**Short problem**
Return all of the data exactly as written, without the pictures.

**Records shown**
========
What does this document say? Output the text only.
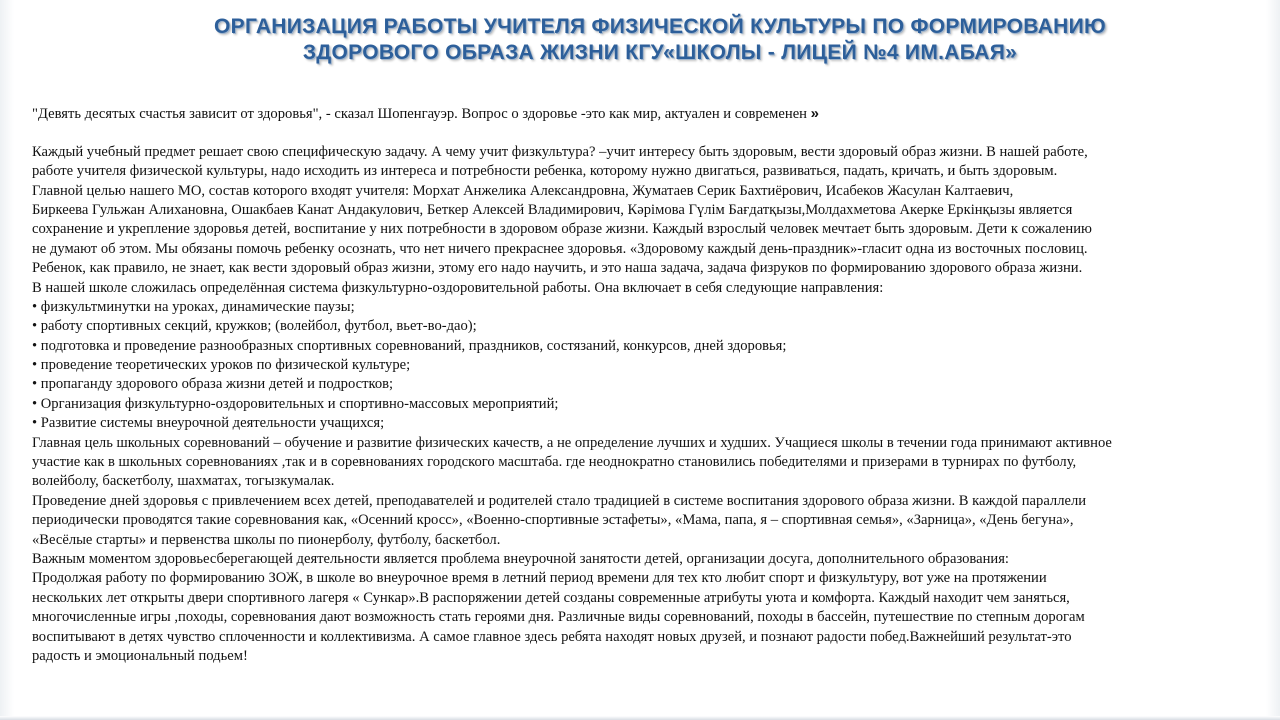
ОРГАНИЗАЦИЯ РАБОТЫ УЧИТЕЛЯ ФИЗИЧЕСКОЙ КУЛЬТУРЫ ПО ФОРМИРОВАНИЮ
ЗДОРОВОГО ОБРАЗА ЖИЗНИ КГУ«ШКОЛЫ - ЛИЦЕЙ №4 ИМ.АБАЯ»
"Девять десятых счастья зависит от здоровья", - сказал Шопенгауэр. Вопрос о здоровье -это как мир, актуален и современен »
Каждый учебный предмет решает свою специфическую задачу. А чему учит физкультура? –учит интересу быть здоровым, вести здоровый образ жизни. В нашей работе,
работе учителя физической культуры, надо исходить из интереса и потребности ребенка, которому нужно двигаться, развиваться, падать, кричать, и быть здоровым.
Главной целью нашего МО, состав которого входят учителя: Морхат Анжелика Александровна, Жуматаев Серик Бахтиёрович, Исабеков Жасулан Калтаевич,
Биркеева Гульжан Алихановна, Ошакбаев Канат Андакулович, Беткер Алексей Владимирович, Кәрімова Гүлім Бағдатқызы,Молдахметова Акерке Еркінқызы является
сохранение и укрепление здоровья детей, воспитание у них потребности в здоровом образе жизни. Каждый взрослый человек мечтает быть здоровым. Дети к сожалению
не думают об этом. Мы обязаны помочь ребенку осознать, что нет ничего прекраснее здоровья. «Здоровому каждый день-праздник»-гласит одна из восточных пословиц.
Ребенок, как правило, не знает, как вести здоровый образ жизни, этому его надо научить, и это наша задача, задача физруков по формированию здорового образа жизни.
В нашей школе сложилась определённая система физкультурно-оздоровительной работы. Она включает в себя следующие направления:
• физкультминутки на уроках, динамические паузы;
• работу спортивных секций, кружков; (волейбол, футбол, вьет-во-дао);
• подготовка и проведение разнообразных спортивных соревнований, праздников, состязаний, конкурсов, дней здоровья;
• проведение теоретических уроков по физической культуре;
• пропаганду здорового образа жизни детей и подростков;
• Организация физкультурно-оздоровительных и спортивно-массовых мероприятий;
• Развитие системы внеурочной деятельности учащихся;
Главная цель школьных соревнований – обучение и развитие физических качеств, а не определение лучших и худших. Учащиеся школы в течении года принимают активное
участие как в школьных соревнованиях ,так и в соревнованиях городского масштаба. где неоднократно становились победителями и призерами в турнирах по футболу,
волейболу, баскетболу, шахматах, тогызкумалак.
Проведение дней здоровья с привлечением всех детей, преподавателей и родителей стало традицией в системе воспитания здорового образа жизни. В каждой параллели
периодически проводятся такие соревнования как, «Осенний кросс», «Военно-спортивные эстафеты», «Мама, папа, я – спортивная семья», «Зарница», «День бегуна»,
«Весёлые старты» и первенства школы по пионерболу, футболу, баскетбол.
Важным моментом здоровьесберегающей деятельности является проблема внеурочной занятости детей, организации досуга, дополнительного образования:
Продолжая работу по формированию ЗОЖ, в школе во внеурочное время в летний период времени для тех кто любит спорт и физкультуру, вот уже на протяжении
нескольких лет открыты двери спортивного лагеря « Сункар».В распоряжении детей созданы современные атрибуты уюта и комфорта. Каждый находит чем заняться,
многочисленные игры ,походы, соревнования дают возможность стать героями дня. Различные виды соревнований, походы в бассейн, путешествие по степным дорогам
воспитывают в детях чувство сплоченности и коллективизма. А самое главное здесь ребята находят новых друзей, и познают радости побед.Важнейший результат-это
радость и эмоциональный подьем!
========
**Full response**
What does this document say? Output the text only.
ОРГАНИЗАЦИЯ РАБОТЫ УЧИТЕЛЯ ФИЗИЧЕСКОЙ КУЛЬТУРЫ ПО ФОРМИРОВАНИЮ
ЗДОРОВОГО ОБРАЗА ЖИЗНИ КГУ«ШКОЛЫ - ЛИЦЕЙ №4 ИМ.АБАЯ»
"Девять десятых счастья зависит от здоровья", - сказал Шопенгауэр. Вопрос о здоровье -это как мир, актуален и современен »
Каждый учебный предмет решает свою специфическую задачу. А чему учит физкультура? –учит интересу быть здоровым, вести здоровый образ жизни. В нашей работе,
работе учителя физической культуры, надо исходить из интереса и потребности ребенка, которому нужно двигаться, развиваться, падать, кричать, и быть здоровым.
Главной целью нашего МО, состав которого входят учителя: Морхат Анжелика Александровна, Жуматаев Серик Бахтиёрович, Исабеков Жасулан Калтаевич,
Биркеева Гульжан Алихановна, Ошакбаев Канат Андакулович, Беткер Алексей Владимирович, Кәрімова Гүлім Бағдатқызы,Молдахметова Акерке Еркінқызы является
сохранение и укрепление здоровья детей, воспитание у них потребности в здоровом образе жизни. Каждый взрослый человек мечтает быть здоровым. Дети к сожалению
не думают об этом. Мы обязаны помочь ребенку осознать, что нет ничего прекраснее здоровья. «Здоровому каждый день-праздник»-гласит одна из восточных пословиц.
Ребенок, как правило, не знает, как вести здоровый образ жизни, этому его надо научить, и это наша задача, задача физруков по формированию здорового образа жизни.
В нашей школе сложилась определённая система физкультурно-оздоровительной работы. Она включает в себя следующие направления:
• физкультминутки на уроках, динамические паузы;
• работу спортивных секций, кружков; (волейбол, футбол, вьет-во-дао);
• подготовка и проведение разнообразных спортивных соревнований, праздников, состязаний, конкурсов, дней здоровья;
• проведение теоретических уроков по физической культуре;
• пропаганду здорового образа жизни детей и подростков;
• Организация физкультурно-оздоровительных и спортивно-массовых мероприятий;
• Развитие системы внеурочной деятельности учащихся;
Главная цель школьных соревнований – обучение и развитие физических качеств, а не определение лучших и худших. Учащиеся школы в течении года принимают активное
участие как в школьных соревнованиях ,так и в соревнованиях городского масштаба. где неоднократно становились победителями и призерами в турнирах по футболу,
волейболу, баскетболу, шахматах, тогызкумалак.
Проведение дней здоровья с привлечением всех детей, преподавателей и родителей стало традицией в системе воспитания здорового образа жизни. В каждой параллели
периодически проводятся такие соревнования как, «Осенний кросс», «Военно-спортивные эстафеты», «Мама, папа, я – спортивная семья», «Зарница», «День бегуна»,
«Весёлые старты» и первенства школы по пионерболу, футболу, баскетбол.
Важным моментом здоровьесберегающей деятельности является проблема внеурочной занятости детей, организации досуга, дополнительного образования:
Продолжая работу по формированию ЗОЖ, в школе во внеурочное время в летний период времени для тех кто любит спорт и физкультуру, вот уже на протяжении
нескольких лет открыты двери спортивного лагеря « Сункар».В распоряжении детей созданы современные атрибуты уюта и комфорта. Каждый находит чем заняться,
многочисленные игры ,походы, соревнования дают возможность стать героями дня. Различные виды соревнований, походы в бассейн, путешествие по степным дорогам
воспитывают в детях чувство сплоченности и коллективизма. А самое главное здесь ребята находят новых друзей, и познают радости побед.Важнейший результат-это
радость и эмоциональный подьем!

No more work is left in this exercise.